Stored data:
:::

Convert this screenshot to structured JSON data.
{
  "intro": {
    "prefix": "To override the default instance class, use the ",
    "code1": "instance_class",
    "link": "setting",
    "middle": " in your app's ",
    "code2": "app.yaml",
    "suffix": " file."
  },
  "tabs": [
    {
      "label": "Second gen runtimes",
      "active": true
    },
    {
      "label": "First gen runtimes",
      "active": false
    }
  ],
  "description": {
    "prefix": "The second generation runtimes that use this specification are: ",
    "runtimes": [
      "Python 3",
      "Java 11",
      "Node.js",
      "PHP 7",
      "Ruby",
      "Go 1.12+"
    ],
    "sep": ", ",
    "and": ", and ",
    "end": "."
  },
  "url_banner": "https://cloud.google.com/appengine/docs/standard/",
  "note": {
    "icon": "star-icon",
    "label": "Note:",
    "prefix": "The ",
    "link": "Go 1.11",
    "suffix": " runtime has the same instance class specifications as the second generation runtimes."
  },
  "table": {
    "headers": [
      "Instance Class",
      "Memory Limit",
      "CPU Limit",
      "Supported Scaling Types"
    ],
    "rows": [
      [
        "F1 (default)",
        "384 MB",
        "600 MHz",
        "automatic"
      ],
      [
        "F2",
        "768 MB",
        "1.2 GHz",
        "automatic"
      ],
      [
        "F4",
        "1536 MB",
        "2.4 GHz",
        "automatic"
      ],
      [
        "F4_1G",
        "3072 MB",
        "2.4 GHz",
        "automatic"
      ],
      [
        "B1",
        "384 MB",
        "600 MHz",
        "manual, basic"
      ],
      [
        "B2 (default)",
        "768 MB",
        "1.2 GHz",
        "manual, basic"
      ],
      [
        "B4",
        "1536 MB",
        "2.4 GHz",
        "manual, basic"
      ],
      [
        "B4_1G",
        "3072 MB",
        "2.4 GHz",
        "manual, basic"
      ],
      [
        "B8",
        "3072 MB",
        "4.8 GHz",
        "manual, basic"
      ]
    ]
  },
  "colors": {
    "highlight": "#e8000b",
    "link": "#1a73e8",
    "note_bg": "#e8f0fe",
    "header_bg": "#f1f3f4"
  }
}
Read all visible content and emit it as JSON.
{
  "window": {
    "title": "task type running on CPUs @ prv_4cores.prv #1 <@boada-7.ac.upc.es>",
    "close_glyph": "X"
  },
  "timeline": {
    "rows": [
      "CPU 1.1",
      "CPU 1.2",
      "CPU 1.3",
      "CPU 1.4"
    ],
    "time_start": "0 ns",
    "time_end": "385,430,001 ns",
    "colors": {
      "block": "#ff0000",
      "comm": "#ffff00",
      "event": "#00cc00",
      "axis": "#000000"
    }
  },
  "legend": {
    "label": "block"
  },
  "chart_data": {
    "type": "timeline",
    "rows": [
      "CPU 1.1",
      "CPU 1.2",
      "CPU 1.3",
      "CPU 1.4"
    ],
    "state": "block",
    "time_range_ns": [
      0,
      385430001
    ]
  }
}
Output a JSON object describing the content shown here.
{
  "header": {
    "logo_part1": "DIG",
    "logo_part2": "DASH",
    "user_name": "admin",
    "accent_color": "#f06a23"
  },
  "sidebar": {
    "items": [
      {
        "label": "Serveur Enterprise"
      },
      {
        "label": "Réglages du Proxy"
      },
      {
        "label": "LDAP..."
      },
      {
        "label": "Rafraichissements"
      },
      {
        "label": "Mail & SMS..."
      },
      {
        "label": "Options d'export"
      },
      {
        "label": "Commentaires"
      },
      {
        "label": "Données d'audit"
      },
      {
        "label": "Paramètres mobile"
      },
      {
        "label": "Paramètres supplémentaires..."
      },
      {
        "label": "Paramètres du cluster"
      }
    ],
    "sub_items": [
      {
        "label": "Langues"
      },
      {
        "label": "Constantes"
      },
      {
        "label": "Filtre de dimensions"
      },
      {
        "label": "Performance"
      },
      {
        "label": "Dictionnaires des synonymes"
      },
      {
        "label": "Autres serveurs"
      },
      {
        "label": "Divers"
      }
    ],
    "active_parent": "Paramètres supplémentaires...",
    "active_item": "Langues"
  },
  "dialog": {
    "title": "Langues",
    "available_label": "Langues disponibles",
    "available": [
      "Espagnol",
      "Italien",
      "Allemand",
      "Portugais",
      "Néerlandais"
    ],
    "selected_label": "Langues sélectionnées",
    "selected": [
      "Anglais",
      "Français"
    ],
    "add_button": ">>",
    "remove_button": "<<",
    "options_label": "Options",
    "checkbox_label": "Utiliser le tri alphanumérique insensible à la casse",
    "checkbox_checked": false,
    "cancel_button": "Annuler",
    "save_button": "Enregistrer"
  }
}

:::

### TASK OBJECTIVE
The listing above must be transcribed exactly, line by line.

### FINISHED EXERCISE
Convert this screenshot to structured JSON data.
{
  "intro": {
    "prefix": "To override the default instance class, use the ",
    "code1": "instance_class",
    "link": "setting",
    "middle": " in your app's ",
    "code2": "app.yaml",
    "suffix": " file."
  },
  "tabs": [
    {
      "label": "Second gen runtimes",
      "active": true
    },
    {
      "label": "First gen runtimes",
      "active": false
    }
  ],
  "description": {
    "prefix": "The second generation runtimes that use this specification are: ",
    "runtimes": [
      "Python 3",
      "Java 11",
      "Node.js",
      "PHP 7",
      "Ruby",
      "Go 1.12+"
    ],
    "sep": ", ",
    "and": ", and ",
    "end": "."
  },
  "url_banner": "https://cloud.google.com/appengine/docs/standard/",
  "note": {
    "icon": "star-icon",
    "label": "Note:",
    "prefix": "The ",
    "link": "Go 1.11",
    "suffix": " runtime has the same instance class specifications as the second generation runtimes."
  },
  "table": {
    "headers": [
      "Instance Class",
      "Memory Limit",
      "CPU Limit",
      "Supported Scaling Types"
    ],
    "rows": [
      [
        "F1 (default)",
        "384 MB",
        "600 MHz",
        "automatic"
      ],
      [
        "F2",
        "768 MB",
        "1.2 GHz",
        "automatic"
      ],
      [
        "F4",
        "1536 MB",
        "2.4 GHz",
        "automatic"
      ],
      [
        "F4_1G",
        "3072 MB",
        "2.4 GHz",
        "automatic"
      ],
      [
        "B1",
        "384 MB",
        "600 MHz",
        "manual, basic"
      ],
      [
        "B2 (default)",
        "768 MB",
        "1.2 GHz",
        "manual, basic"
      ],
      [
        "B4",
        "1536 MB",
        "2.4 GHz",
        "manual, basic"
      ],
      [
        "B4_1G",
        "3072 MB",
        "2.4 GHz",
        "manual, basic"
      ],
      [
        "B8",
        "3072 MB",
        "4.8 GHz",
        "manual, basic"
      ]
    ]
  },
  "colors": {
    "highlight": "#e8000b",
    "link": "#1a73e8",
    "note_bg": "#e8f0fe",
    "header_bg": "#f1f3f4"
  }
}
Read all visible content and emit it as JSON.
{
  "window": {
    "title": "task type running on CPUs @ prv_4cores.prv #1 <@boada-7.ac.upc.es>",
    "close_glyph": "X"
  },
  "timeline": {
    "rows": [
      "CPU 1.1",
      "CPU 1.2",
      "CPU 1.3",
      "CPU 1.4"
    ],
    "time_start": "0 ns",
    "time_end": "385,430,001 ns",
    "colors": {
      "block": "#ff0000",
      "comm": "#ffff00",
      "event": "#00cc00",
      "axis": "#000000"
    }
  },
  "legend": {
    "label": "block"
  },
  "chart_data": {
    "type": "timeline",
    "rows": [
      "CPU 1.1",
      "CPU 1.2",
      "CPU 1.3",
      "CPU 1.4"
    ],
    "state": "block",
    "time_range_ns": [
      0,
      385430001
    ]
  }
}
Output a JSON object describing the content shown here.
{
  "header": {
    "logo_part1": "DIG",
    "logo_part2": "DASH",
    "user_name": "admin",
    "accent_color": "#f06a23"
  },
  "sidebar": {
    "items": [
      {
        "label": "Serveur Enterprise"
      },
      {
        "label": "Réglages du Proxy"
      },
      {
        "label": "LDAP..."
      },
      {
        "label": "Rafraichissements"
      },
      {
        "label": "Mail & SMS..."
      },
      {
        "label": "Options d'export"
      },
      {
        "label": "Commentaires"
      },
      {
        "label": "Données d'audit"
      },
      {
        "label": "Paramètres mobile"
      },
      {
        "label": "Paramètres supplémentaires..."
      },
      {
        "label": "Paramètres du cluster"
      }
    ],
    "sub_items": [
      {
        "label": "Langues"
      },
      {
        "label": "Constantes"
      },
      {
        "label": "Filtre de dimensions"
      },
      {
        "label": "Performance"
      },
      {
        "label": "Dictionnaires des synonymes"
      },
      {
        "label": "Autres serveurs"
      },
      {
        "label": "Divers"
      }
    ],
    "active_parent": "Paramètres supplémentaires...",
    "active_item": "Langues"
  },
  "dialog": {
    "title": "Langues",
    "available_label": "Langues disponibles",
    "available": [
      "Espagnol",
      "Italien",
      "Allemand",
      "Portugais",
      "Néerlandais"
    ],
    "selected_label": "Langues sélectionnées",
    "selected": [
      "Anglais",
      "Français"
    ],
    "add_button": ">>",
    "remove_button": "<<",
    "options_label": "Options",
    "checkbox_label": "Utiliser le tri alphanumérique insensible à la casse",
    "checkbox_checked": false,
    "cancel_button": "Annuler",
    "save_button": "Enregistrer"
  }
}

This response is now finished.